---- Data supplied
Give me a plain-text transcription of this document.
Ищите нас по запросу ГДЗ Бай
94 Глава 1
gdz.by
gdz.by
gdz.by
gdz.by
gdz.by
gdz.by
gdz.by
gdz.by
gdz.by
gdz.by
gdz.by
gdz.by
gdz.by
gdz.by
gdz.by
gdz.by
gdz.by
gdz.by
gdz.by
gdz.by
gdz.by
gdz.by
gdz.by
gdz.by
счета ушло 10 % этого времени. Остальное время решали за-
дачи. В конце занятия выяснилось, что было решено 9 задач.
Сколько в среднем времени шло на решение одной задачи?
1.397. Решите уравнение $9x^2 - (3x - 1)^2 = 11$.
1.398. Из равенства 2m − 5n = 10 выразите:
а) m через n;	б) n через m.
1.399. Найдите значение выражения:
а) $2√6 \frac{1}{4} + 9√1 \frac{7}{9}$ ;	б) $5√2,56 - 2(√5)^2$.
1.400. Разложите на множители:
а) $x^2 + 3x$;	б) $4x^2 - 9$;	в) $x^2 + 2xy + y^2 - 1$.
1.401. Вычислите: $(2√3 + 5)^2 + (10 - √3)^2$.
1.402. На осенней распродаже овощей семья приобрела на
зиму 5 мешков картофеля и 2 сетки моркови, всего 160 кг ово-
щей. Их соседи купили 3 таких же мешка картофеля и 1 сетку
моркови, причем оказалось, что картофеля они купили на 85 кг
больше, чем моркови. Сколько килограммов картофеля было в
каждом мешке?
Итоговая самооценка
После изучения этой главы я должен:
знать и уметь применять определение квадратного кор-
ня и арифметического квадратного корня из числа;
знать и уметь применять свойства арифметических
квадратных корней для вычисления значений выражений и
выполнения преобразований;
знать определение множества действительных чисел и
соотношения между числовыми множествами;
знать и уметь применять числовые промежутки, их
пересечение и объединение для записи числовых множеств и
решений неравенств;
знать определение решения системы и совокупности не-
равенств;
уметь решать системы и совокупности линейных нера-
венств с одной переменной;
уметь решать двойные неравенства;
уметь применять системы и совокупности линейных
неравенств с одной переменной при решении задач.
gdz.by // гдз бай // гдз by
--------
=== Requirements ===
All entries must be repeated verbatim.

=== Solution to this task ===
Give me a plain-text transcription of this document.
Ищите нас по запросу ГДЗ Бай
94 Глава 1
gdz.by
gdz.by
gdz.by
gdz.by
gdz.by
gdz.by
gdz.by
gdz.by
gdz.by
gdz.by
gdz.by
gdz.by
gdz.by
gdz.by
gdz.by
gdz.by
gdz.by
gdz.by
gdz.by
gdz.by
gdz.by
gdz.by
gdz.by
gdz.by
счета ушло 10 % этого времени. Остальное время решали за-
дачи. В конце занятия выяснилось, что было решено 9 задач.
Сколько в среднем времени шло на решение одной задачи?
1.397. Решите уравнение $9x^2 - (3x - 1)^2 = 11$.
1.398. Из равенства 2m − 5n = 10 выразите:
а) m через n;	б) n через m.
1.399. Найдите значение выражения:
а) $2√6 \frac{1}{4} + 9√1 \frac{7}{9}$ ;	б) $5√2,56 - 2(√5)^2$.
1.400. Разложите на множители:
а) $x^2 + 3x$;	б) $4x^2 - 9$;	в) $x^2 + 2xy + y^2 - 1$.
1.401. Вычислите: $(2√3 + 5)^2 + (10 - √3)^2$.
1.402. На осенней распродаже овощей семья приобрела на
зиму 5 мешков картофеля и 2 сетки моркови, всего 160 кг ово-
щей. Их соседи купили 3 таких же мешка картофеля и 1 сетку
моркови, причем оказалось, что картофеля они купили на 85 кг
больше, чем моркови. Сколько килограммов картофеля было в
каждом мешке?
Итоговая самооценка
После изучения этой главы я должен:
знать и уметь применять определение квадратного кор-
ня и арифметического квадратного корня из числа;
знать и уметь применять свойства арифметических
квадратных корней для вычисления значений выражений и
выполнения преобразований;
знать определение множества действительных чисел и
соотношения между числовыми множествами;
знать и уметь применять числовые промежутки, их
пересечение и объединение для записи числовых множеств и
решений неравенств;
знать определение решения системы и совокупности не-
равенств;
уметь решать системы и совокупности линейных нера-
венств с одной переменной;
уметь решать двойные неравенства;
уметь применять системы и совокупности линейных
неравенств с одной переменной при решении задач.
gdz.by // гдз бай // гдз by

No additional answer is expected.